Seçilmiş bölüm ▸
········
Goethe ile insan psikolojisi ve sosyolojisine merak sardım…
Bilimsel ilgilenmeye başladım…
İnsanın kendisiydi öğreti bana kendi kendini…
Haliyle görgül olarak, yani ampirik (empirisch), tecrübe yetmez, yetmemeli…
Bilime de sormalı, bilimi sorgulamalı…
İnsan…
Bana ne verdi, benden neler, neler aldı götürdü!
Almanların çok güzel bir özdeyişi vardır, olabildiğince gerçekçi…
Tercümesi cümlenin tüm sihrini bozar:
“Frauen sind ein Verlustgeschäft. Man(n) steckt immer mehr rein, als man raus holt!”
Yatırımların en güzeli, aslında en verimlisi insana yapılan yatırımdır…
İster erkeğe yatırım yap ister kadına, yeter ki yaptığın yatırım insan evladına olsun…
Yürek kazan, dost kazan, insan kazan.
Kadını mesela sevdiysem, yüreğimle sevdim, aşk ile sevdim…
Beynimle, ruhumla bağlandım…
Bacak aramla tanıdım milim, milim…
Çoğu, yok neredeyse hepsi bana gerçek dost oldu…
Kimi…
En zalim düşman, beynimin içini kemirdi, beni yedi bitirdi…
Çoğu korudu, kolladı, elimden tutu ayağa kaldırdı…
Yıkadı, pakladı, pişirdi, ütüledi, hizmette kusur etmedi…
Kadının değerini yine kadının kendisi öğretti.
········
Kaynaktan alıntı ▸
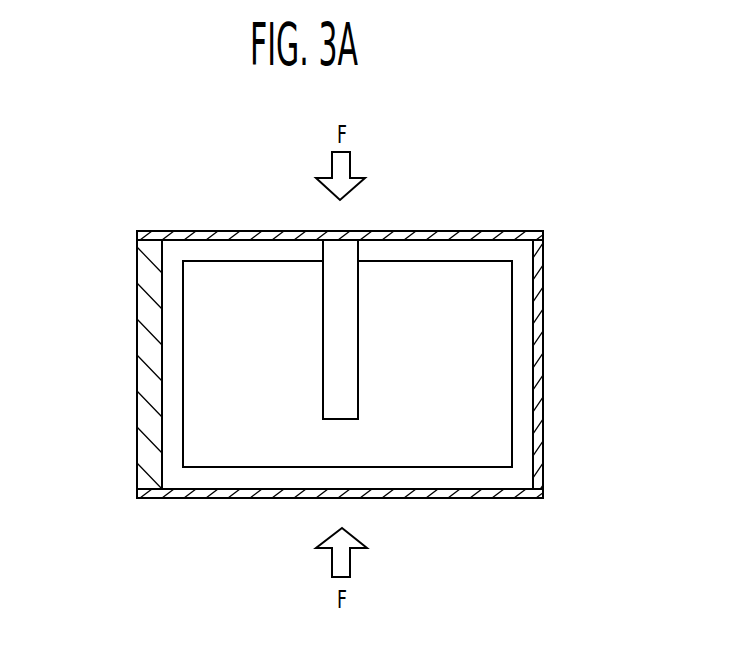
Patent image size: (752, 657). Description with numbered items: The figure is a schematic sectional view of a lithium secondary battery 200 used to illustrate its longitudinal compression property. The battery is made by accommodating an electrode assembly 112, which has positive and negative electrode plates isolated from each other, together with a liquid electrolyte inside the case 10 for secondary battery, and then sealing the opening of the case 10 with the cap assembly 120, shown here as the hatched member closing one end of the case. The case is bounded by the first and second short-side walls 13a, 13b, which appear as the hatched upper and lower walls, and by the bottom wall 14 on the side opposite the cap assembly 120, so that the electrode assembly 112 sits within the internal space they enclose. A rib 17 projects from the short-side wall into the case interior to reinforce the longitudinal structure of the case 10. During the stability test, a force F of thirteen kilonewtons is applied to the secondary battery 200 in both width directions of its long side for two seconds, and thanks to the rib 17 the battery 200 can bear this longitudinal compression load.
········
Yapılacak alıştırmalar ▸
1) Şu ifadeler seçilmiş bölümle uyuşuyor mu? (a) Yazar insan psikolojisi ve sosyolojisine Goethe ile merak sarmıştır. (b) Yatırımların en verimlisi paraya yapılan yatırımdır. (c) Almanca özdeyiş tercüme edildiğinde sihrini korur. Her biri için evet ya da hayır deyin ve karar veren sözleri bölümden aynen alıntılayın.
2) Seçilmiş bölüme göre kadının değerini kim öğretmiştir?
3) Seçilmiş bölümden "Yatırımların en güzeli, aslında" sözlerinden "kadının kendisi öğretti." sözlerine kadar olan kısmı değiştirmeden yazın.

Sırayla cevaplar ▸
1)
(a) Evet: "Goethe ile insan psikolojisi ve sosyolojisine merak sardım"
(b) Hayır: "Yatırımların en güzeli, aslında en verimlisi insana yapılan yatırımdır"
(c) Hayır: "Tercümesi cümlenin tüm sihrini bozar"

2) Kadının kendisi.

3)
Yatırımların en güzeli, aslında en verimlisi insana yapılan yatırımdır…
İster erkeğe yatırım yap ister kadına, yeter ki yaptığın yatırım insan evladına olsun…
Yürek kazan, dost kazan, insan kazan.
Kadını mesela sevdiysem, yüreğimle sevdim, aşk ile sevdim…
Beynimle, ruhumla bağlandım…
Bacak aramla tanıdım milim, milim…
Çoğu, yok neredeyse hepsi bana gerçek dost oldu…
Kimi…
En zalim düşman, beynimin içini kemirdi, beni yedi bitirdi…
Çoğu korudu, kolladı, elimden tutu ayağa kaldırdı…
Yıkadı, pakladı, pişirdi, ütüledi, hizmette kusur etmedi…
Kadının değerini yine kadının kendisi öğretti.